## [Task brief]
Give every line of the data again, unchanged, but with no pictures.

+++ Stored records

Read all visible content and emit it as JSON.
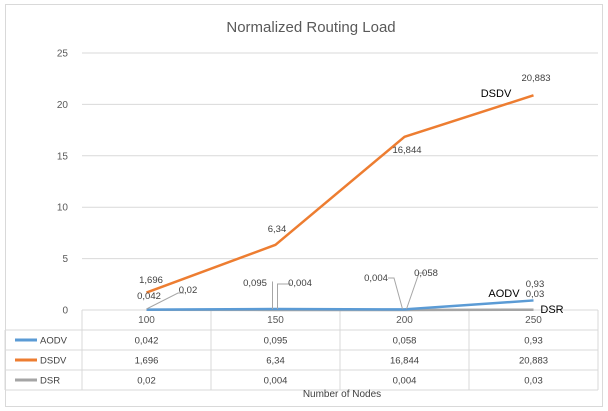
{
  "chart_data": {
    "type": "line",
    "title": "Normalized Routing Load",
    "xlabel": "Number of Nodes",
    "ylabel": "",
    "categories": [
      "100",
      "150",
      "200",
      "250"
    ],
    "ylim": [
      0,
      25
    ],
    "yticks": [
      "0",
      "5",
      "10",
      "15",
      "20",
      "25"
    ],
    "grid": true,
    "legend": "data-table-below",
    "series": [
      {
        "name": "AODV",
        "color": "#5b9bd5",
        "values": [
          0.042,
          0.095,
          0.058,
          0.93
        ],
        "labels": [
          "0,042",
          "0,095",
          "0,058",
          "0,93"
        ]
      },
      {
        "name": "DSDV",
        "color": "#ed7d31",
        "values": [
          1.696,
          6.34,
          16.844,
          20.883
        ],
        "labels": [
          "1,696",
          "6,34",
          "16,844",
          "20,883"
        ]
      },
      {
        "name": "DSR",
        "color": "#a5a5a5",
        "values": [
          0.02,
          0.004,
          0.004,
          0.03
        ],
        "labels": [
          "0,02",
          "0,004",
          "0,004",
          "0,03"
        ]
      }
    ],
    "point_labels": [
      "1,696",
      "0,042",
      "0,02",
      "0,095",
      "0,004",
      "6,34",
      "0,004",
      "0,058",
      "16,844",
      "20,883",
      "0,93",
      "0,03"
    ],
    "series_annotations": [
      "DSDV",
      "AODV",
      "DSR"
    ]
  }
}
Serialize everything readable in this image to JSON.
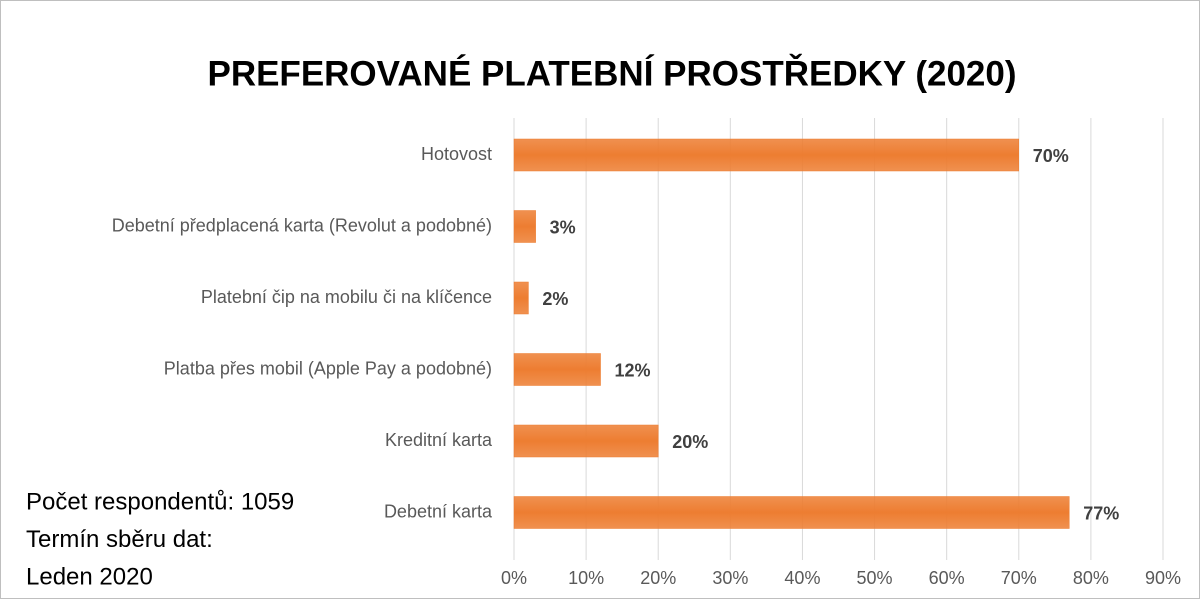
{
  "chart_data": {
    "type": "bar",
    "orientation": "horizontal",
    "title": "PREFEROVANÉ PLATEBNÍ PROSTŘEDKY (2020)",
    "categories": [
      "Hotovost",
      "Debetní předplacená karta (Revolut a podobné)",
      "Platební čip na mobilu či na klíčence",
      "Platba přes mobil (Apple Pay a podobné)",
      "Kreditní karta",
      "Debetní karta"
    ],
    "values": [
      70,
      3,
      2,
      12,
      20,
      77
    ],
    "value_labels": [
      "70%",
      "3%",
      "2%",
      "12%",
      "20%",
      "77%"
    ],
    "color": "#ed7d31",
    "xlim": [
      0,
      90
    ],
    "xticks": [
      {
        "value": 0,
        "label": "0%"
      },
      {
        "value": 10,
        "label": "10%"
      },
      {
        "value": 20,
        "label": "20%"
      },
      {
        "value": 30,
        "label": "30%"
      },
      {
        "value": 40,
        "label": "40%"
      },
      {
        "value": 50,
        "label": "50%"
      },
      {
        "value": 60,
        "label": "60%"
      },
      {
        "value": 70,
        "label": "70%"
      },
      {
        "value": 80,
        "label": "80%"
      },
      {
        "value": 90,
        "label": "90%"
      }
    ],
    "grid": true,
    "annotations": [
      "Počet respondentů: 1059",
      "Termín sběru dat:",
      "Leden 2020"
    ]
  }
}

++++++

## [Solution to the exercise]
Read all visible content and emit it as JSON.
{
  "chart_data": {
    "type": "line",
    "title": "Normalized Routing Load",
    "xlabel": "Number of Nodes",
    "ylabel": "",
    "categories": [
      "100",
      "150",
      "200",
      "250"
    ],
    "ylim": [
      0,
      25
    ],
    "yticks": [
      "0",
      "5",
      "10",
      "15",
      "20",
      "25"
    ],
    "grid": true,
    "legend": "data-table-below",
    "series": [
      {
        "name": "AODV",
        "color": "#5b9bd5",
        "values": [
          0.042,
          0.095,
          0.058,
          0.93
        ],
        "labels": [
          "0,042",
          "0,095",
          "0,058",
          "0,93"
        ]
      },
      {
        "name": "DSDV",
        "color": "#ed7d31",
        "values": [
          1.696,
          6.34,
          16.844,
          20.883
        ],
        "labels": [
          "1,696",
          "6,34",
          "16,844",
          "20,883"
        ]
      },
      {
        "name": "DSR",
        "color": "#a5a5a5",
        "values": [
          0.02,
          0.004,
          0.004,
          0.03
        ],
        "labels": [
          "0,02",
          "0,004",
          "0,004",
          "0,03"
        ]
      }
    ],
    "point_labels": [
      "1,696",
      "0,042",
      "0,02",
      "0,095",
      "0,004",
      "6,34",
      "0,004",
      "0,058",
      "16,844",
      "20,883",
      "0,93",
      "0,03"
    ],
    "series_annotations": [
      "DSDV",
      "AODV",
      "DSR"
    ]
  }
}
Serialize everything readable in this image to JSON.
{
  "chart_data": {
    "type": "bar",
    "orientation": "horizontal",
    "title": "PREFEROVANÉ PLATEBNÍ PROSTŘEDKY (2020)",
    "categories": [
      "Hotovost",
      "Debetní předplacená karta (Revolut a podobné)",
      "Platební čip na mobilu či na klíčence",
      "Platba přes mobil (Apple Pay a podobné)",
      "Kreditní karta",
      "Debetní karta"
    ],
    "values": [
      70,
      3,
      2,
      12,
      20,
      77
    ],
    "value_labels": [
      "70%",
      "3%",
      "2%",
      "12%",
      "20%",
      "77%"
    ],
    "color": "#ed7d31",
    "xlim": [
      0,
      90
    ],
    "xticks": [
      {
        "value": 0,
        "label": "0%"
      },
      {
        "value": 10,
        "label": "10%"
      },
      {
        "value": 20,
        "label": "20%"
      },
      {
        "value": 30,
        "label": "30%"
      },
      {
        "value": 40,
        "label": "40%"
      },
      {
        "value": 50,
        "label": "50%"
      },
      {
        "value": 60,
        "label": "60%"
      },
      {
        "value": 70,
        "label": "70%"
      },
      {
        "value": 80,
        "label": "80%"
      },
      {
        "value": 90,
        "label": "90%"
      }
    ],
    "grid": true,
    "annotations": [
      "Počet respondentů: 1059",
      "Termín sběru dat:",
      "Leden 2020"
    ]
  }
}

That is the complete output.